____ LISTED RECORDS
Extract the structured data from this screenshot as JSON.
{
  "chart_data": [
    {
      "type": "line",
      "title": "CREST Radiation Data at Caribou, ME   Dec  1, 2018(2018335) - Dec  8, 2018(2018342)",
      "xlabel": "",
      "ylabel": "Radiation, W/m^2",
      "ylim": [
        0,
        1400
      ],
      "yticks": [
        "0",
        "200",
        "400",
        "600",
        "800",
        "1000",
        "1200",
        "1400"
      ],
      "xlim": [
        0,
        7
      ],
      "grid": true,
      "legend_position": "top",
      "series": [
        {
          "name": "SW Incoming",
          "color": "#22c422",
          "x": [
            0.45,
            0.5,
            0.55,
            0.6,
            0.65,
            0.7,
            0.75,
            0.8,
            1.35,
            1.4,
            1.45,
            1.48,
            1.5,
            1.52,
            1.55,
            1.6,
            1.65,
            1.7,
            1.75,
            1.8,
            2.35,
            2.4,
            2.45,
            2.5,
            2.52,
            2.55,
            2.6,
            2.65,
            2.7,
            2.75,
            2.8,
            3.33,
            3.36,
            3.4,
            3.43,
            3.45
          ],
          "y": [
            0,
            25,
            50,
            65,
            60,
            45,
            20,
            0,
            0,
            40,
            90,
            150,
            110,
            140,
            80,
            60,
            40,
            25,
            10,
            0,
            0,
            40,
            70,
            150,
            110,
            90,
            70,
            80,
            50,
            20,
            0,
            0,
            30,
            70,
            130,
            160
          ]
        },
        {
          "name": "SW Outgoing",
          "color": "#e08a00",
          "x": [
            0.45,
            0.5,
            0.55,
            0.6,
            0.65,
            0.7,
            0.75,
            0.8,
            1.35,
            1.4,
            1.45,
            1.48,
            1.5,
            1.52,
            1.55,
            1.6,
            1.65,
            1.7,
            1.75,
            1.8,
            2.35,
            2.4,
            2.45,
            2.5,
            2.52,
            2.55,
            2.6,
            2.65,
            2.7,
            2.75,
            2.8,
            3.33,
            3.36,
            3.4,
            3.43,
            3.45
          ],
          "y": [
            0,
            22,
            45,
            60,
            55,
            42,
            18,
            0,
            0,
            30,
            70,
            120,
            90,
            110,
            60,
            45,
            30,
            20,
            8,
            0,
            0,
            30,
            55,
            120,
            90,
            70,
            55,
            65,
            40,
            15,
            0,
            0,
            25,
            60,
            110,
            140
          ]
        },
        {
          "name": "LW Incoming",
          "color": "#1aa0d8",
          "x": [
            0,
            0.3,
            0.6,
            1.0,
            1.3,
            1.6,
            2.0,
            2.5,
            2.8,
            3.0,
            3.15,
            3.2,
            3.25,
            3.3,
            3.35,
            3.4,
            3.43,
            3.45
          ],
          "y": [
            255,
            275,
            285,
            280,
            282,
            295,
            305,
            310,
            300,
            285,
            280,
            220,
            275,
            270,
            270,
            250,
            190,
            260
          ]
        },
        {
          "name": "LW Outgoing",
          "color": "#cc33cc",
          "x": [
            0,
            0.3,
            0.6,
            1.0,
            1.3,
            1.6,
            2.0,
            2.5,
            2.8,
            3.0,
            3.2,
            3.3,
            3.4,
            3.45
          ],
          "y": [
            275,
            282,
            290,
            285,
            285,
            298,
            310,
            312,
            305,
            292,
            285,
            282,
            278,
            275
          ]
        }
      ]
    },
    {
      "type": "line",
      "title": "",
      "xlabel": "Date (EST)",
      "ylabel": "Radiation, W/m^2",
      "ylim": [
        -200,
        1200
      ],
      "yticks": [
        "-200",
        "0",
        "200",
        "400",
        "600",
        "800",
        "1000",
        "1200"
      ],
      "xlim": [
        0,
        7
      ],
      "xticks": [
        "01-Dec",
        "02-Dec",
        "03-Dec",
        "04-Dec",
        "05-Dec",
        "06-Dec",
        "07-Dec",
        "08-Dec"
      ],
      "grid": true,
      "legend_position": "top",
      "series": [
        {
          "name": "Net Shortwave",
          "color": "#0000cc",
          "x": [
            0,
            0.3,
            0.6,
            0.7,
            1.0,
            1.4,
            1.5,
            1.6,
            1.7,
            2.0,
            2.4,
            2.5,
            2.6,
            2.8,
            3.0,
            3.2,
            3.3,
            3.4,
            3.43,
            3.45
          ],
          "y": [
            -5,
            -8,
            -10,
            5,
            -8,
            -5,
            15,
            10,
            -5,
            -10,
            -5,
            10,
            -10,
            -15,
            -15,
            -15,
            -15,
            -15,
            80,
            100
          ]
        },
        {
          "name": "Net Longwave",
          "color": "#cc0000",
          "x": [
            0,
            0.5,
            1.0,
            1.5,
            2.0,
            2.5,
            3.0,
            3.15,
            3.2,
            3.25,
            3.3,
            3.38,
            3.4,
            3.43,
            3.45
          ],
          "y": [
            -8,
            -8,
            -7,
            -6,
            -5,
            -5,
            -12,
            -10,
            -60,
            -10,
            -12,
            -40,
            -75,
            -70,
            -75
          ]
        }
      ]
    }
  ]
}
________
TASK INSTRUCTIONS: Return every record, word for word.

SOLUTION TO THIS PROBLEM:
Extract the structured data from this screenshot as JSON.
{
  "chart_data": [
    {
      "type": "line",
      "title": "CREST Radiation Data at Caribou, ME   Dec  1, 2018(2018335) - Dec  8, 2018(2018342)",
      "xlabel": "",
      "ylabel": "Radiation, W/m^2",
      "ylim": [
        0,
        1400
      ],
      "yticks": [
        "0",
        "200",
        "400",
        "600",
        "800",
        "1000",
        "1200",
        "1400"
      ],
      "xlim": [
        0,
        7
      ],
      "grid": true,
      "legend_position": "top",
      "series": [
        {
          "name": "SW Incoming",
          "color": "#22c422",
          "x": [
            0.45,
            0.5,
            0.55,
            0.6,
            0.65,
            0.7,
            0.75,
            0.8,
            1.35,
            1.4,
            1.45,
            1.48,
            1.5,
            1.52,
            1.55,
            1.6,
            1.65,
            1.7,
            1.75,
            1.8,
            2.35,
            2.4,
            2.45,
            2.5,
            2.52,
            2.55,
            2.6,
            2.65,
            2.7,
            2.75,
            2.8,
            3.33,
            3.36,
            3.4,
            3.43,
            3.45
          ],
          "y": [
            0,
            25,
            50,
            65,
            60,
            45,
            20,
            0,
            0,
            40,
            90,
            150,
            110,
            140,
            80,
            60,
            40,
            25,
            10,
            0,
            0,
            40,
            70,
            150,
            110,
            90,
            70,
            80,
            50,
            20,
            0,
            0,
            30,
            70,
            130,
            160
          ]
        },
        {
          "name": "SW Outgoing",
          "color": "#e08a00",
          "x": [
            0.45,
            0.5,
            0.55,
            0.6,
            0.65,
            0.7,
            0.75,
            0.8,
            1.35,
            1.4,
            1.45,
            1.48,
            1.5,
            1.52,
            1.55,
            1.6,
            1.65,
            1.7,
            1.75,
            1.8,
            2.35,
            2.4,
            2.45,
            2.5,
            2.52,
            2.55,
            2.6,
            2.65,
            2.7,
            2.75,
            2.8,
            3.33,
            3.36,
            3.4,
            3.43,
            3.45
          ],
          "y": [
            0,
            22,
            45,
            60,
            55,
            42,
            18,
            0,
            0,
            30,
            70,
            120,
            90,
            110,
            60,
            45,
            30,
            20,
            8,
            0,
            0,
            30,
            55,
            120,
            90,
            70,
            55,
            65,
            40,
            15,
            0,
            0,
            25,
            60,
            110,
            140
          ]
        },
        {
          "name": "LW Incoming",
          "color": "#1aa0d8",
          "x": [
            0,
            0.3,
            0.6,
            1.0,
            1.3,
            1.6,
            2.0,
            2.5,
            2.8,
            3.0,
            3.15,
            3.2,
            3.25,
            3.3,
            3.35,
            3.4,
            3.43,
            3.45
          ],
          "y": [
            255,
            275,
            285,
            280,
            282,
            295,
            305,
            310,
            300,
            285,
            280,
            220,
            275,
            270,
            270,
            250,
            190,
            260
          ]
        },
        {
          "name": "LW Outgoing",
          "color": "#cc33cc",
          "x": [
            0,
            0.3,
            0.6,
            1.0,
            1.3,
            1.6,
            2.0,
            2.5,
            2.8,
            3.0,
            3.2,
            3.3,
            3.4,
            3.45
          ],
          "y": [
            275,
            282,
            290,
            285,
            285,
            298,
            310,
            312,
            305,
            292,
            285,
            282,
            278,
            275
          ]
        }
      ]
    },
    {
      "type": "line",
      "title": "",
      "xlabel": "Date (EST)",
      "ylabel": "Radiation, W/m^2",
      "ylim": [
        -200,
        1200
      ],
      "yticks": [
        "-200",
        "0",
        "200",
        "400",
        "600",
        "800",
        "1000",
        "1200"
      ],
      "xlim": [
        0,
        7
      ],
      "xticks": [
        "01-Dec",
        "02-Dec",
        "03-Dec",
        "04-Dec",
        "05-Dec",
        "06-Dec",
        "07-Dec",
        "08-Dec"
      ],
      "grid": true,
      "legend_position": "top",
      "series": [
        {
          "name": "Net Shortwave",
          "color": "#0000cc",
          "x": [
            0,
            0.3,
            0.6,
            0.7,
            1.0,
            1.4,
            1.5,
            1.6,
            1.7,
            2.0,
            2.4,
            2.5,
            2.6,
            2.8,
            3.0,
            3.2,
            3.3,
            3.4,
            3.43,
            3.45
          ],
          "y": [
            -5,
            -8,
            -10,
            5,
            -8,
            -5,
            15,
            10,
            -5,
            -10,
            -5,
            10,
            -10,
            -15,
            -15,
            -15,
            -15,
            -15,
            80,
            100
          ]
        },
        {
          "name": "Net Longwave",
          "color": "#cc0000",
          "x": [
            0,
            0.5,
            1.0,
            1.5,
            2.0,
            2.5,
            3.0,
            3.15,
            3.2,
            3.25,
            3.3,
            3.38,
            3.4,
            3.43,
            3.45
          ],
          "y": [
            -8,
            -8,
            -7,
            -6,
            -5,
            -5,
            -12,
            -10,
            -60,
            -10,
            -12,
            -40,
            -75,
            -70,
            -75
          ]
        }
      ]
    }
  ]
}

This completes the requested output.